» **Written problem**
Tally up the lines carrying the string "value" and respond with only the resulting number.

» **Data entries**

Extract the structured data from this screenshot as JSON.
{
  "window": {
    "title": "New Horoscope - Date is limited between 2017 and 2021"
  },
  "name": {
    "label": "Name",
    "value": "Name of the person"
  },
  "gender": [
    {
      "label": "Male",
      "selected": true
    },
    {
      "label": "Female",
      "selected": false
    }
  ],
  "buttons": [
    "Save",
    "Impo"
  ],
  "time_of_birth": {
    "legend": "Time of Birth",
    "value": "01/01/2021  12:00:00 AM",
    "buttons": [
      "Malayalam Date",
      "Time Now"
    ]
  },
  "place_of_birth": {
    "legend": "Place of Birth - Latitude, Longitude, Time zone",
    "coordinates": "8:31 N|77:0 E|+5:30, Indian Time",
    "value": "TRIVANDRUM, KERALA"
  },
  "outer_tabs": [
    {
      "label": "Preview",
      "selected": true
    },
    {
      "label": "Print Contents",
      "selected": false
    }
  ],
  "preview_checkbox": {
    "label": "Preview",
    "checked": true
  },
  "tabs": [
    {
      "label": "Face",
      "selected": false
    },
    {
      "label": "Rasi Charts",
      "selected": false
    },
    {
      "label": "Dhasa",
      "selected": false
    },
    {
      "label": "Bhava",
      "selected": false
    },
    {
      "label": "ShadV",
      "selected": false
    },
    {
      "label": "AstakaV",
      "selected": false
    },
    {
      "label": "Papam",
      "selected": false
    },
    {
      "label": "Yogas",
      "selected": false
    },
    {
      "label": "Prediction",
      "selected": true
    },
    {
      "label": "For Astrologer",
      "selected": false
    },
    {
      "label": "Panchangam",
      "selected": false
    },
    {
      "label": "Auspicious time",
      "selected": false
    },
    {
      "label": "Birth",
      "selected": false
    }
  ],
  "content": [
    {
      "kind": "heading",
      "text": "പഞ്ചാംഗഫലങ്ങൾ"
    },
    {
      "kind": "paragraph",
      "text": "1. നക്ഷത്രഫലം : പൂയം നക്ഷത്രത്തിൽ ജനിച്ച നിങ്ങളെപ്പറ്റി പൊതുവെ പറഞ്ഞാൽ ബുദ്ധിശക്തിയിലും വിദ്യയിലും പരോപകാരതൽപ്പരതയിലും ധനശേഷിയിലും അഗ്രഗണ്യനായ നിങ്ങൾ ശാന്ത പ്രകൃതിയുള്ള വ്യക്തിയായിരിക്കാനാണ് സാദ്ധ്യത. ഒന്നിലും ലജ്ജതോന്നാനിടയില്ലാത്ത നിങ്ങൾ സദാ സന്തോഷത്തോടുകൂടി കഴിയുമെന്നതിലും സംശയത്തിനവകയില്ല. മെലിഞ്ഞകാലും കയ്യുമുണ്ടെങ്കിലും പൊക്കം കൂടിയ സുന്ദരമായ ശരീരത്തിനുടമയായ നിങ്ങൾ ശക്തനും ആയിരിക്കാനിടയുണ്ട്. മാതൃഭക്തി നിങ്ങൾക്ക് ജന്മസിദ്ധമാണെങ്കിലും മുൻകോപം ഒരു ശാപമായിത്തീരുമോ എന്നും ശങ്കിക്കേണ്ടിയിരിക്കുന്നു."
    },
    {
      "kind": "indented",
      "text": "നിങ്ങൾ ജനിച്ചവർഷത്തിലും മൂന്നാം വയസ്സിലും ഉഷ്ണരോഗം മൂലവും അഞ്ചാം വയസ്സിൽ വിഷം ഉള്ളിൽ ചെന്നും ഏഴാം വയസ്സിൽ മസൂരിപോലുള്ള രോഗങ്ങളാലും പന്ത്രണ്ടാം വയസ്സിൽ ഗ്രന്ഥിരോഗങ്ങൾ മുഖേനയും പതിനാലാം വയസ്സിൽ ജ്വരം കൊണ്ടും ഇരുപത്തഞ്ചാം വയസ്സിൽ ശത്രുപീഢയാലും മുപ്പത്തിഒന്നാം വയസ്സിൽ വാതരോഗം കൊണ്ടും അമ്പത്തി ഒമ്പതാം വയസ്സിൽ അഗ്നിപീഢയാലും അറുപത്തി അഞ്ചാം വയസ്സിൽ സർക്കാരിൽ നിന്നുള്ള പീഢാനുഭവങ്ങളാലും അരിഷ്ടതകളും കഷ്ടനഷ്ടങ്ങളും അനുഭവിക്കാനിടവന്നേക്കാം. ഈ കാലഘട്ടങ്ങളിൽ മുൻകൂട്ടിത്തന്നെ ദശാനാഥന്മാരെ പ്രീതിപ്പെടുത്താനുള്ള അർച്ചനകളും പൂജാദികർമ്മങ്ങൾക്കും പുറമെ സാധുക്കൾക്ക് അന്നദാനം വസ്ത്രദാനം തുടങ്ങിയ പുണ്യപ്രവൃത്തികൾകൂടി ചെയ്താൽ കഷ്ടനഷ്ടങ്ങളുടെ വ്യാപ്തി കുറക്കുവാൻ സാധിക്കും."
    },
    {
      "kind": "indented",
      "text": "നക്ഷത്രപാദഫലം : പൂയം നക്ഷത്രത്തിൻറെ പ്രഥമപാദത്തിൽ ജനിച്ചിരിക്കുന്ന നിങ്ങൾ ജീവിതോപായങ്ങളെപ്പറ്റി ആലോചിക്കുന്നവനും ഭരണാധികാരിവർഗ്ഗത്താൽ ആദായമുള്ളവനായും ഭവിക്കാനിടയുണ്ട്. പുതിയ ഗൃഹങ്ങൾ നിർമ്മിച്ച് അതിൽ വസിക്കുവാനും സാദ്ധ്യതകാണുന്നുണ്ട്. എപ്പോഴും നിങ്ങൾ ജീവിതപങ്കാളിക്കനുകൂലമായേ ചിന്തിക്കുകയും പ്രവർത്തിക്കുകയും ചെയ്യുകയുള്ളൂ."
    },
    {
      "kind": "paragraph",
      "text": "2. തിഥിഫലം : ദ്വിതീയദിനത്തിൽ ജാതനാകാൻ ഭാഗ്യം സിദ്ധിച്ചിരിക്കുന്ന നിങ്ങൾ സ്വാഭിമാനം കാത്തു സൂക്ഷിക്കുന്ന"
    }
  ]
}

» **Answer to the exercise**
3